> EXERCISE INSTRUCTIONS
Among the entries below, find the lines with "Potential" and copy them.

Chart and figure data:
——

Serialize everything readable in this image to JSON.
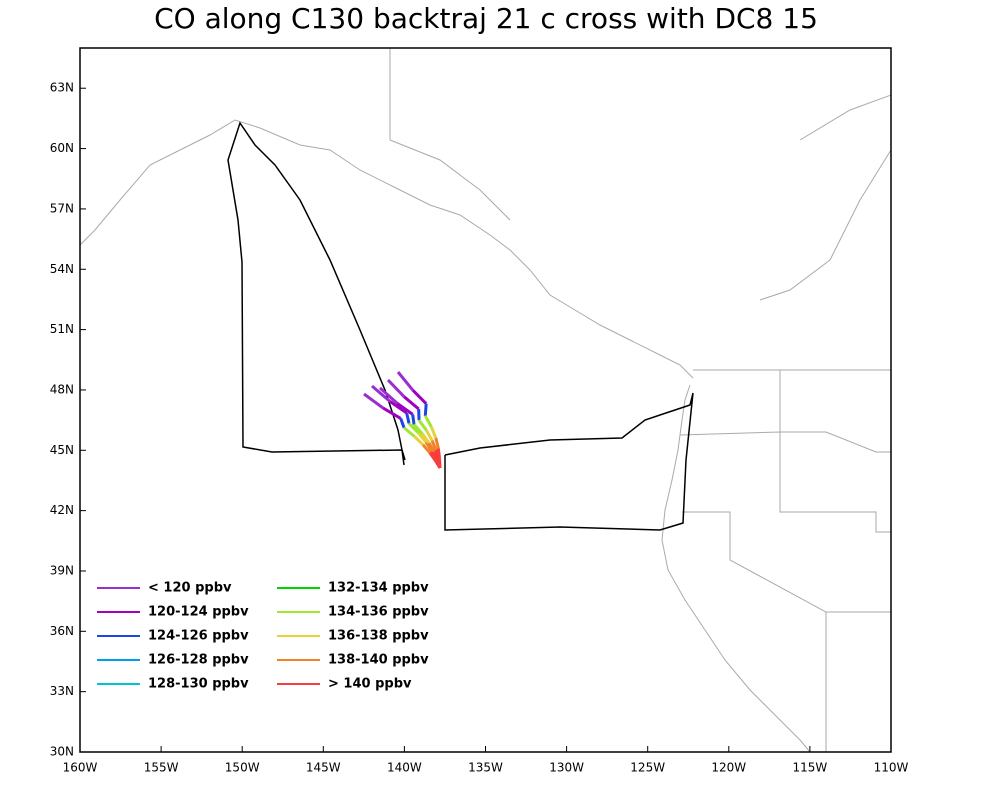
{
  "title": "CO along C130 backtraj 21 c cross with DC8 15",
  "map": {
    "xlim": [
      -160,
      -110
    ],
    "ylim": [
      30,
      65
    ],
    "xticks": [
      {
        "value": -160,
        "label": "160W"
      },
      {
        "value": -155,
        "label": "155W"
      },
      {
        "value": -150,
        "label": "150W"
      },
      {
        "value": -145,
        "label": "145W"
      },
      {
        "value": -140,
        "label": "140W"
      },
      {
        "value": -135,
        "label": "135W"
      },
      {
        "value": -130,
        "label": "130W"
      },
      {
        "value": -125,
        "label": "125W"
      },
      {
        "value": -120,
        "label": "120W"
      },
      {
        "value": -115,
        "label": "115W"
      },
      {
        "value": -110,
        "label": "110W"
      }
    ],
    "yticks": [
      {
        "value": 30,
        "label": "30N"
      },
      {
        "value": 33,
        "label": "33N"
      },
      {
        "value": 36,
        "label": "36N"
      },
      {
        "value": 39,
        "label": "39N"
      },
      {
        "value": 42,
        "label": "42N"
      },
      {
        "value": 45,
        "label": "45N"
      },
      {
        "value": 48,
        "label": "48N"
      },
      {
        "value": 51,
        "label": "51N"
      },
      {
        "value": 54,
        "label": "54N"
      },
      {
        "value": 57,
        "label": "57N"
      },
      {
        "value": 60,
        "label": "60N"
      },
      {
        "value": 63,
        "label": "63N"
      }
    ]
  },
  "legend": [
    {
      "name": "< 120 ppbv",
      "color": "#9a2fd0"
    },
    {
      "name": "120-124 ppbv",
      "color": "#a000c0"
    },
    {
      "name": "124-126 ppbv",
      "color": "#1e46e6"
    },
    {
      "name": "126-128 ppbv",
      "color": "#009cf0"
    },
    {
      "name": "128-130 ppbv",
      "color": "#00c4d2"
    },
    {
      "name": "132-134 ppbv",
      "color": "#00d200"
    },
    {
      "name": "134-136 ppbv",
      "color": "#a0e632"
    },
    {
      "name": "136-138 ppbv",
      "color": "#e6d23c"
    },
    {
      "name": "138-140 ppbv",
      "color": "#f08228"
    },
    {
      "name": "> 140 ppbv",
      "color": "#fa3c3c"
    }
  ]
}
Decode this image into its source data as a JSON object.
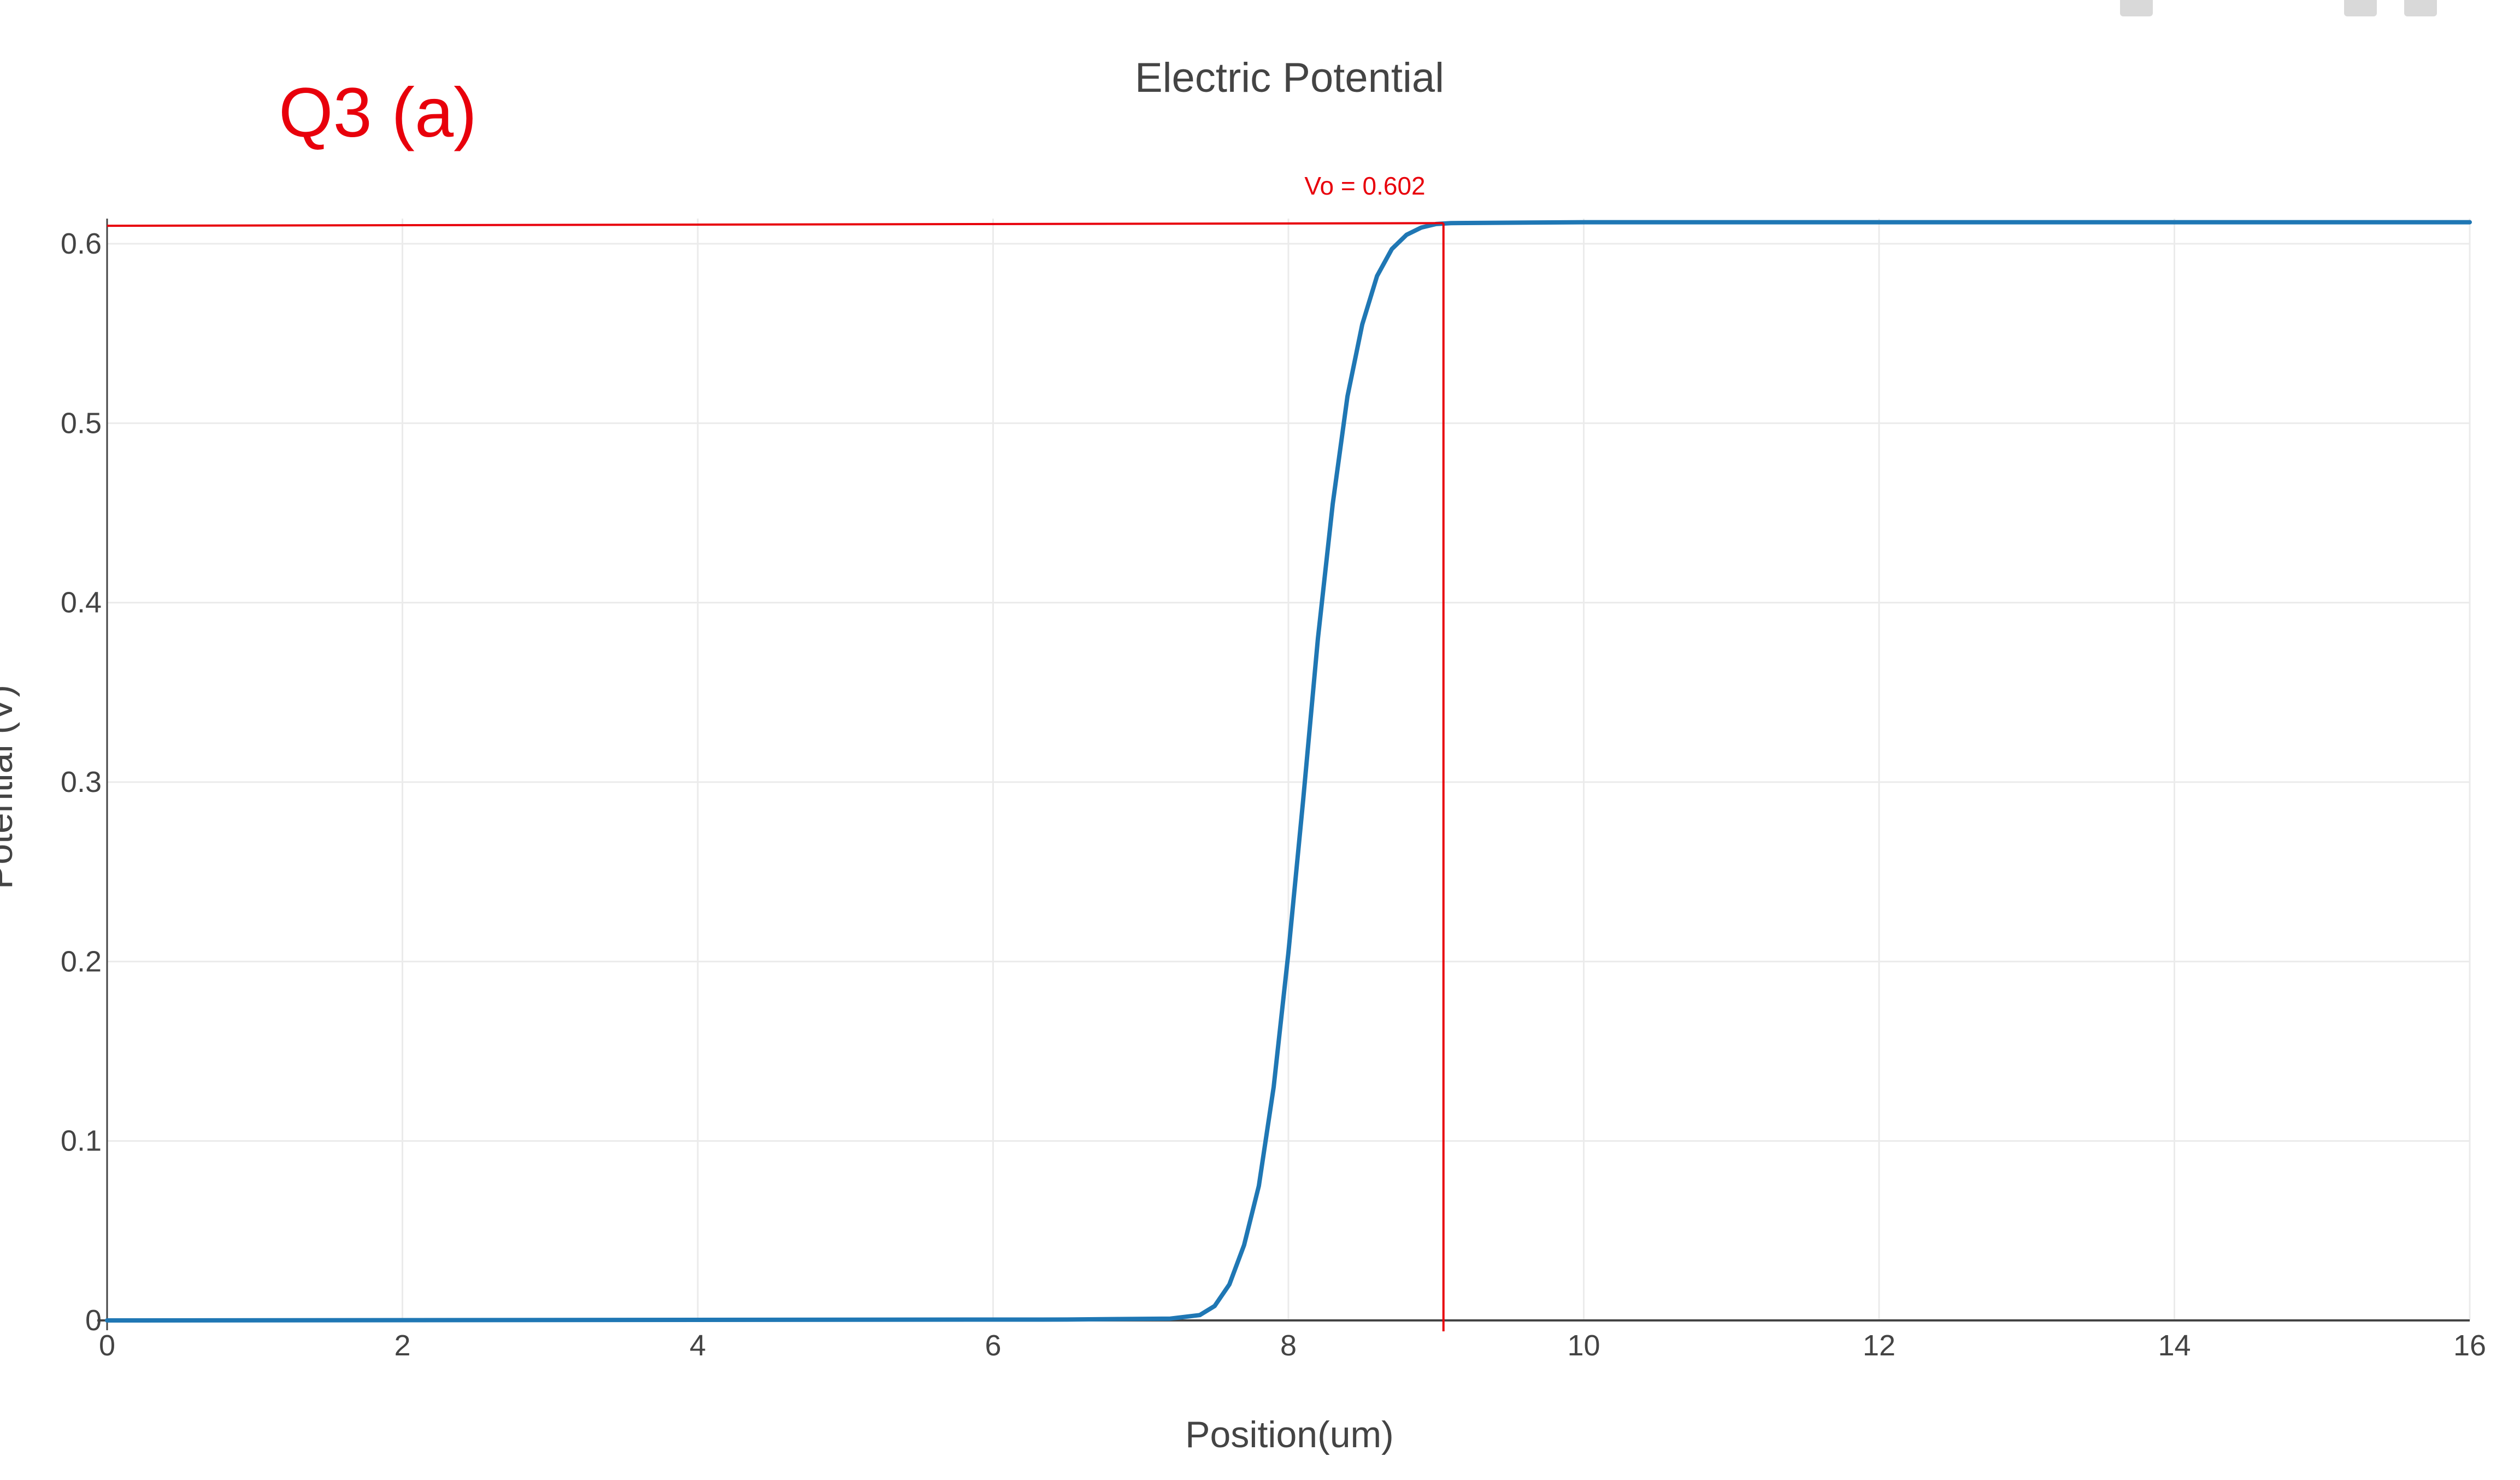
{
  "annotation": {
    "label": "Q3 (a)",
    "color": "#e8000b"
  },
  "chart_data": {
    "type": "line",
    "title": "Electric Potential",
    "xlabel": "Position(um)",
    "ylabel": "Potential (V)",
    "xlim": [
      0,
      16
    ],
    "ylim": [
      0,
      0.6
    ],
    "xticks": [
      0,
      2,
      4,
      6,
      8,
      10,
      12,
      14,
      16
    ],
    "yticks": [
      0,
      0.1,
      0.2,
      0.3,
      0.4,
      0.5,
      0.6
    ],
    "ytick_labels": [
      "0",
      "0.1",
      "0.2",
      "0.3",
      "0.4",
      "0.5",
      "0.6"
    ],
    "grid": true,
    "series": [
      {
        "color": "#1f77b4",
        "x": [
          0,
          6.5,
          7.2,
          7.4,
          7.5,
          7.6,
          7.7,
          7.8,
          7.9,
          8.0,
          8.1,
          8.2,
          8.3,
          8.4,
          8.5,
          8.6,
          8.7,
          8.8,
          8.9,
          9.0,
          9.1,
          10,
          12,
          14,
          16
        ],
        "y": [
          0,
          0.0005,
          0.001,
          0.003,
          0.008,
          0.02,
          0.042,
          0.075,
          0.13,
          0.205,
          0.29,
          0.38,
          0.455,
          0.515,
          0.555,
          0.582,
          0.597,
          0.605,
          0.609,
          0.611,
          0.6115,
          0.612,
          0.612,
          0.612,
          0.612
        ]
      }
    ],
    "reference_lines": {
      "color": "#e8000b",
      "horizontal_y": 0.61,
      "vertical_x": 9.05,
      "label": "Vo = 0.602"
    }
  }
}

——

> COMPLETE ANSWER
    "title": "Electric Potential",
    "ylabel": "Potential (V)",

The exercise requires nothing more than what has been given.